DOCUMENT EXTRACT -
________________________________________

Richard Martin is Director of Education and Public Programmes at Whitechapel Gallery. He was previously Curator, Public Programmes at Tate (2016 – 21), where he led the annual Tate Intensive programme for international culture professionals. His curatorial practice is supported by 15 years’ experience teaching at King’s College London, Middlesex University, Birkbeck, University of London, and UCL’s Bartlett School of Architecture. He completed his PhD in Cultural Studies at the London Consortium, a multidisciplinary programme partnering Birkbeck with the Architectural Association, the ICA, the Science Museum and Tate. He is the author of The Architecture of David Lynch (Bloomsbury, 2014). 

Sara Ruddock is a Swedish, London-based artist working with dance and choreography as vibrational and relational practices. Since 2002, she has created and performed solo works and collaborative projects with artists from sound/music, performance and visual arts. As a dancer, Sara worked with a range of choreographers including Deborah Hay (US), Lena Josefsson/Kompani Raande-Vo (SWE) and Jules Cunningham (UK). As an educator, she has taught extensively at DOCH/Stockholm University of the Arts, Trinity Laban Conservatoire of Music and Dance, and independent workshops and classes internationally. She is currently a PhD candidate at University of Roehampton, researching listening as embodied and relational practice, specifically through notions of resonance and resistance in dancing and sounding.

________________________________________

REQUIREMENTS -
Print the part of the biographies starting with "Richard Martin is" and going on through "Lynch (Bloomsbury, 2014).", word for word. The records come from a different source than the biographies.

________________________________________

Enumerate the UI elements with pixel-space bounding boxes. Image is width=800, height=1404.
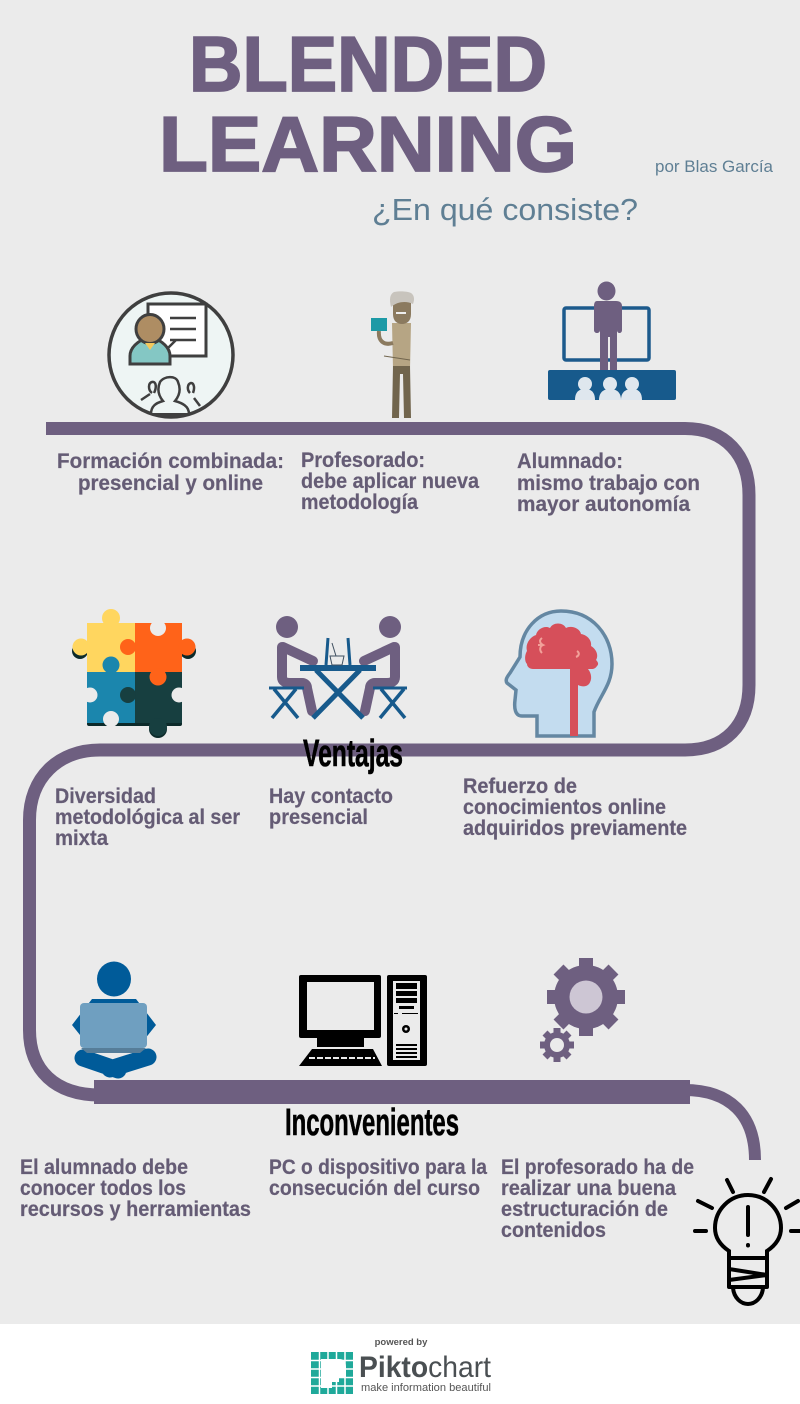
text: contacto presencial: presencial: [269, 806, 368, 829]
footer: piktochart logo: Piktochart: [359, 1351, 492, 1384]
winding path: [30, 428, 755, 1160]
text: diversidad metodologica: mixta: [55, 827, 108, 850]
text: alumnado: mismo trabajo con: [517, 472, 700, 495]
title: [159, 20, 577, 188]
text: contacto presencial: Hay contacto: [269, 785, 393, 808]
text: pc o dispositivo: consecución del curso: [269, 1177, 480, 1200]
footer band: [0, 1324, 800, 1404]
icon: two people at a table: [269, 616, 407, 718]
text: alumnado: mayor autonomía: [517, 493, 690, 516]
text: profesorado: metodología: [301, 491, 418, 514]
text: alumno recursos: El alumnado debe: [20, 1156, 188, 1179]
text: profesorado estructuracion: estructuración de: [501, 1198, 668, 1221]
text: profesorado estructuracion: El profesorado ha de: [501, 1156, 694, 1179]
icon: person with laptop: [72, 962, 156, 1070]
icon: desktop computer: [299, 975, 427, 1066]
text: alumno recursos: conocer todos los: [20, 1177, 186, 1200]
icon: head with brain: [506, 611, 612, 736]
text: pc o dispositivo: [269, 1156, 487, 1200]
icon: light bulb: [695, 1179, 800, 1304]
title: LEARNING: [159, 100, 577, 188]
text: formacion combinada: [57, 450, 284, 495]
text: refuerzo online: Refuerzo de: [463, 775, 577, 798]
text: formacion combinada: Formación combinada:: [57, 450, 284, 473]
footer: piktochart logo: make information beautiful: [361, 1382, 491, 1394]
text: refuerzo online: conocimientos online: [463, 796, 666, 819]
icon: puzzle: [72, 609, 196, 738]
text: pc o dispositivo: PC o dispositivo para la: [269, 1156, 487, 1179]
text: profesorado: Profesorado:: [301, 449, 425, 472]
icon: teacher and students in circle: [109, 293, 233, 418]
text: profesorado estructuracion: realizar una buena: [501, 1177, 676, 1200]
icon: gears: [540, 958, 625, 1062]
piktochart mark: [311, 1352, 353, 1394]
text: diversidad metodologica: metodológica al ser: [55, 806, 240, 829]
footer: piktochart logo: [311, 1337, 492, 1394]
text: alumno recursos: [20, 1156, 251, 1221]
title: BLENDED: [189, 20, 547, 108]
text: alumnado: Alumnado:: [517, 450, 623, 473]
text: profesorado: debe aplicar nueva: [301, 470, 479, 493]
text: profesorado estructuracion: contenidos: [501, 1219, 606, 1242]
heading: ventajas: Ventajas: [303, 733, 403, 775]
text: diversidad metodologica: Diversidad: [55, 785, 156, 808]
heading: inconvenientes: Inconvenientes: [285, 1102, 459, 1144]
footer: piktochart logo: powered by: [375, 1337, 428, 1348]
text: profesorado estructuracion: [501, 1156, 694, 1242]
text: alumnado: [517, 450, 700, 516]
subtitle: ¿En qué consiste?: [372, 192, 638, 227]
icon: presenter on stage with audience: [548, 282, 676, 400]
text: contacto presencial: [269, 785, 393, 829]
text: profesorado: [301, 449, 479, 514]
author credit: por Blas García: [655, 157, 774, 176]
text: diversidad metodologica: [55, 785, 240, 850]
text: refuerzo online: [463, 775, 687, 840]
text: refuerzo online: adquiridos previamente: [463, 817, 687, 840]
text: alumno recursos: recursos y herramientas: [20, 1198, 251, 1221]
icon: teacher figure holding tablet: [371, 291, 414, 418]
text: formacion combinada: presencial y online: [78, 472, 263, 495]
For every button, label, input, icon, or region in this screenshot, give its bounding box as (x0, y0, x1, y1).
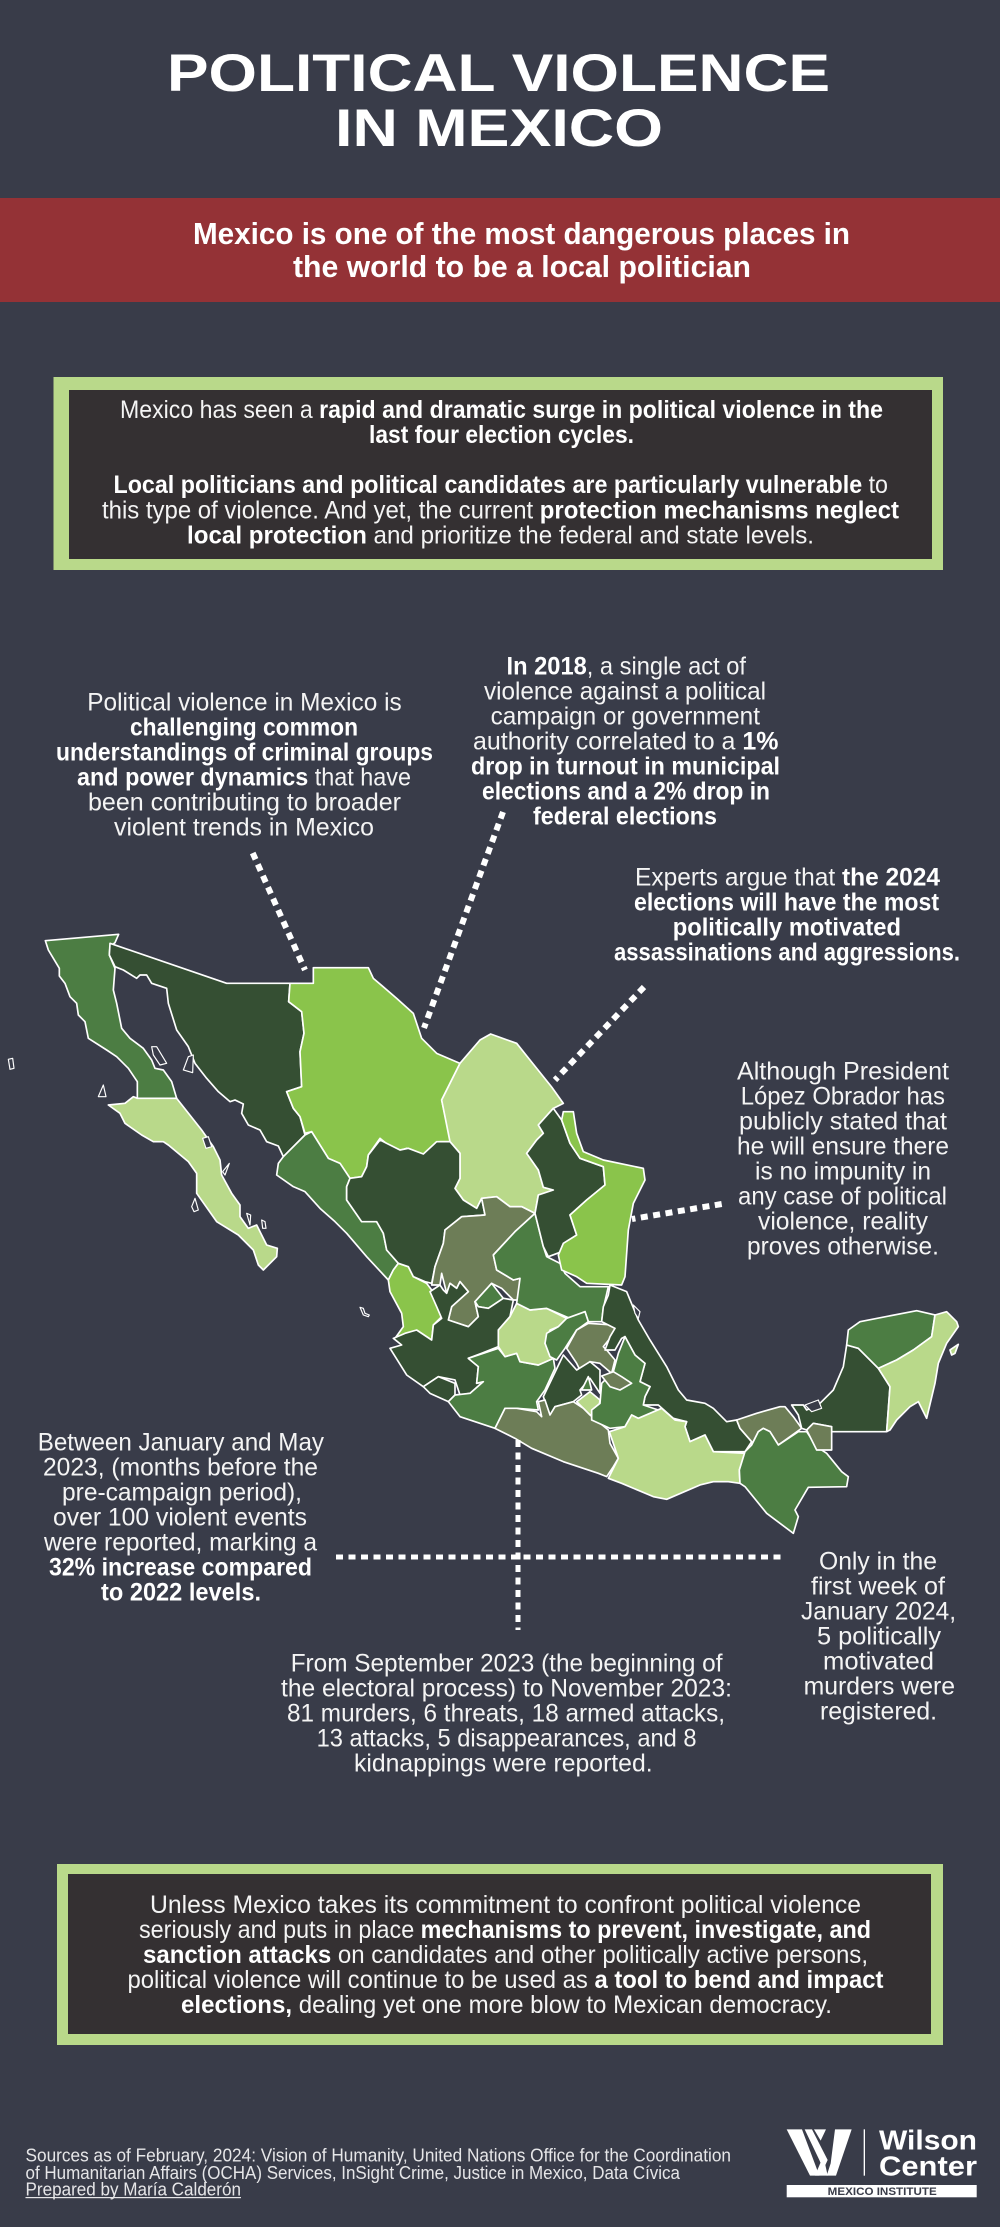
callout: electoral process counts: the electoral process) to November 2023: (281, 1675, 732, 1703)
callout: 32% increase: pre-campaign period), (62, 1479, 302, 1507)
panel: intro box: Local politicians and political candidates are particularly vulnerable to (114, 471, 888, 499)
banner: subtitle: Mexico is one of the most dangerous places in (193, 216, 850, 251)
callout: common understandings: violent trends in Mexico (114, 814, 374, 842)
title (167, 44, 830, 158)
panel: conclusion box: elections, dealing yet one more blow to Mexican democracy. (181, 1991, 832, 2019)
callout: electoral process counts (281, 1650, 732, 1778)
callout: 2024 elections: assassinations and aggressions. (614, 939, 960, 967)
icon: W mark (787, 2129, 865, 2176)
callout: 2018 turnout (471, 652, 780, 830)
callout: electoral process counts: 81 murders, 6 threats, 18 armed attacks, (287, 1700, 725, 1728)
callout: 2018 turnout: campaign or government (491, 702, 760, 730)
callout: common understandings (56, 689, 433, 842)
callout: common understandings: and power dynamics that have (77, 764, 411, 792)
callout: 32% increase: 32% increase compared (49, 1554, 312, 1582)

________________________________________

FULL RESPONSE -
Richard Martin is Director of Education and Public Programmes at Whitechapel Gallery. He was previously Curator, Public Programmes at Tate (2016 – 21), where he led the annual Tate Intensive programme for international culture professionals. His curatorial practice is supported by 15 years’ experience teaching at King’s College London, Middlesex University, Birkbeck, University of London, and UCL’s Bartlett School of Architecture. He completed his PhD in Cultural Studies at the London Consortium, a multidisciplinary programme partnering Birkbeck with the Architectural Association, the ICA, the Science Museum and Tate. He is the author of The Architecture of David Lynch (Bloomsbury, 2014).